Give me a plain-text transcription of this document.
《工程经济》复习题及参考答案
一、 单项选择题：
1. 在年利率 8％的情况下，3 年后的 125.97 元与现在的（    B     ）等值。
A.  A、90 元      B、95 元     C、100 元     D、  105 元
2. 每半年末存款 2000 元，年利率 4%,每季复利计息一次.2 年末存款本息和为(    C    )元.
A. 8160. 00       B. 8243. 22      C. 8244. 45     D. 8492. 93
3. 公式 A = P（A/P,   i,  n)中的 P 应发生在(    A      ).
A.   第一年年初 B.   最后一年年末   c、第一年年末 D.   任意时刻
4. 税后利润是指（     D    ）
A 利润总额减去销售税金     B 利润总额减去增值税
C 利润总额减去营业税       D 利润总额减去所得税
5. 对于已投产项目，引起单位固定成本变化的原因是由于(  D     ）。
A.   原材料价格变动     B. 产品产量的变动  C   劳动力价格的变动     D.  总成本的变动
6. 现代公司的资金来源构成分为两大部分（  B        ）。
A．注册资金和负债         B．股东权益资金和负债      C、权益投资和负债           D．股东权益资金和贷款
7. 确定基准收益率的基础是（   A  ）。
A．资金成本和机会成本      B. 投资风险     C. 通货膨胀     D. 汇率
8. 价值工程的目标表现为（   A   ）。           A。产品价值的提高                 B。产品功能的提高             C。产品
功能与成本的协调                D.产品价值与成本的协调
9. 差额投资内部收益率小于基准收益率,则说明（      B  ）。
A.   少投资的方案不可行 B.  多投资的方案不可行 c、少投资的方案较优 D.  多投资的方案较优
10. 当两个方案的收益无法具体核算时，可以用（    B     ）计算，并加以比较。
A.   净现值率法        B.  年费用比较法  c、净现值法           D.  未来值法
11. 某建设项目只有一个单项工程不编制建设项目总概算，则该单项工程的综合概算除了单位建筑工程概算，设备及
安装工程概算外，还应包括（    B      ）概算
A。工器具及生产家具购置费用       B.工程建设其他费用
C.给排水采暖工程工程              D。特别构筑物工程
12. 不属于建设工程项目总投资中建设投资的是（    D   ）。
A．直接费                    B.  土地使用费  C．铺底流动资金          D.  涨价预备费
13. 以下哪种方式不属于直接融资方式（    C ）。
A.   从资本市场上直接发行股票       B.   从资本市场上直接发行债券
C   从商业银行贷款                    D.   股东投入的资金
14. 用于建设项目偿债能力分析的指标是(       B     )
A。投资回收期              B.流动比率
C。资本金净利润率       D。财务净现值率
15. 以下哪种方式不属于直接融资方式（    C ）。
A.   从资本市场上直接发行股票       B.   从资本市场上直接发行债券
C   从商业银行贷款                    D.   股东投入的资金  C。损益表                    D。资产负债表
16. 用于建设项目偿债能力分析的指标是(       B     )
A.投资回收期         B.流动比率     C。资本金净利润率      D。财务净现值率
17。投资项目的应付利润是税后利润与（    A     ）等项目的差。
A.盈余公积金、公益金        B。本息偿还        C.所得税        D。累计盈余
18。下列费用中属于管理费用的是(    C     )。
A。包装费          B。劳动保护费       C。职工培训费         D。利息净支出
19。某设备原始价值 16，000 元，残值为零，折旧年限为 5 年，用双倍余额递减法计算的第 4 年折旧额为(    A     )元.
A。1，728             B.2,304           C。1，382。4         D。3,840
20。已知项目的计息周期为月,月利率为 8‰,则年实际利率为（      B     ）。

========================

**AIM OF THE TASK**
Write the entries again, exactly as they stand.

**THE REPLY**
Give me a plain-text transcription of this document.
《工程经济》复习题及参考答案
一、 单项选择题：
1. 在年利率 8％的情况下，3 年后的 125.97 元与现在的（    B     ）等值。
A.  A、90 元      B、95 元     C、100 元     D、  105 元
2. 每半年末存款 2000 元，年利率 4%,每季复利计息一次.2 年末存款本息和为(    C    )元.
A. 8160. 00       B. 8243. 22      C. 8244. 45     D. 8492. 93
3. 公式 A = P（A/P,   i,  n)中的 P 应发生在(    A      ).
A.   第一年年初 B.   最后一年年末   c、第一年年末 D.   任意时刻
4. 税后利润是指（     D    ）
A 利润总额减去销售税金     B 利润总额减去增值税
C 利润总额减去营业税       D 利润总额减去所得税
5. 对于已投产项目，引起单位固定成本变化的原因是由于(  D     ）。
A.   原材料价格变动     B. 产品产量的变动  C   劳动力价格的变动     D.  总成本的变动
6. 现代公司的资金来源构成分为两大部分（  B        ）。
A．注册资金和负债         B．股东权益资金和负债      C、权益投资和负债           D．股东权益资金和贷款
7. 确定基准收益率的基础是（   A  ）。
A．资金成本和机会成本      B. 投资风险     C. 通货膨胀     D. 汇率
8. 价值工程的目标表现为（   A   ）。           A。产品价值的提高                 B。产品功能的提高             C。产品
功能与成本的协调                D.产品价值与成本的协调
9. 差额投资内部收益率小于基准收益率,则说明（      B  ）。
A.   少投资的方案不可行 B.  多投资的方案不可行 c、少投资的方案较优 D.  多投资的方案较优
10. 当两个方案的收益无法具体核算时，可以用（    B     ）计算，并加以比较。
A.   净现值率法        B.  年费用比较法  c、净现值法           D.  未来值法
11. 某建设项目只有一个单项工程不编制建设项目总概算，则该单项工程的综合概算除了单位建筑工程概算，设备及
安装工程概算外，还应包括（    B      ）概算
A。工器具及生产家具购置费用       B.工程建设其他费用
C.给排水采暖工程工程              D。特别构筑物工程
12. 不属于建设工程项目总投资中建设投资的是（    D   ）。
A．直接费                    B.  土地使用费  C．铺底流动资金          D.  涨价预备费
13. 以下哪种方式不属于直接融资方式（    C ）。
A.   从资本市场上直接发行股票       B.   从资本市场上直接发行债券
C   从商业银行贷款                    D.   股东投入的资金
14. 用于建设项目偿债能力分析的指标是(       B     )
A。投资回收期              B.流动比率
C。资本金净利润率       D。财务净现值率
15. 以下哪种方式不属于直接融资方式（    C ）。
A.   从资本市场上直接发行股票       B.   从资本市场上直接发行债券
C   从商业银行贷款                    D.   股东投入的资金  C。损益表                    D。资产负债表
16. 用于建设项目偿债能力分析的指标是(       B     )
A.投资回收期         B.流动比率     C。资本金净利润率      D。财务净现值率
17。投资项目的应付利润是税后利润与（    A     ）等项目的差。
A.盈余公积金、公益金        B。本息偿还        C.所得税        D。累计盈余
18。下列费用中属于管理费用的是(    C     )。
A。包装费          B。劳动保护费       C。职工培训费         D。利息净支出
19。某设备原始价值 16，000 元，残值为零，折旧年限为 5 年，用双倍余额递减法计算的第 4 年折旧额为(    A     )元.
A。1，728             B.2,304           C。1，382。4         D。3,840
20。已知项目的计息周期为月,月利率为 8‰,则年实际利率为（      B     ）。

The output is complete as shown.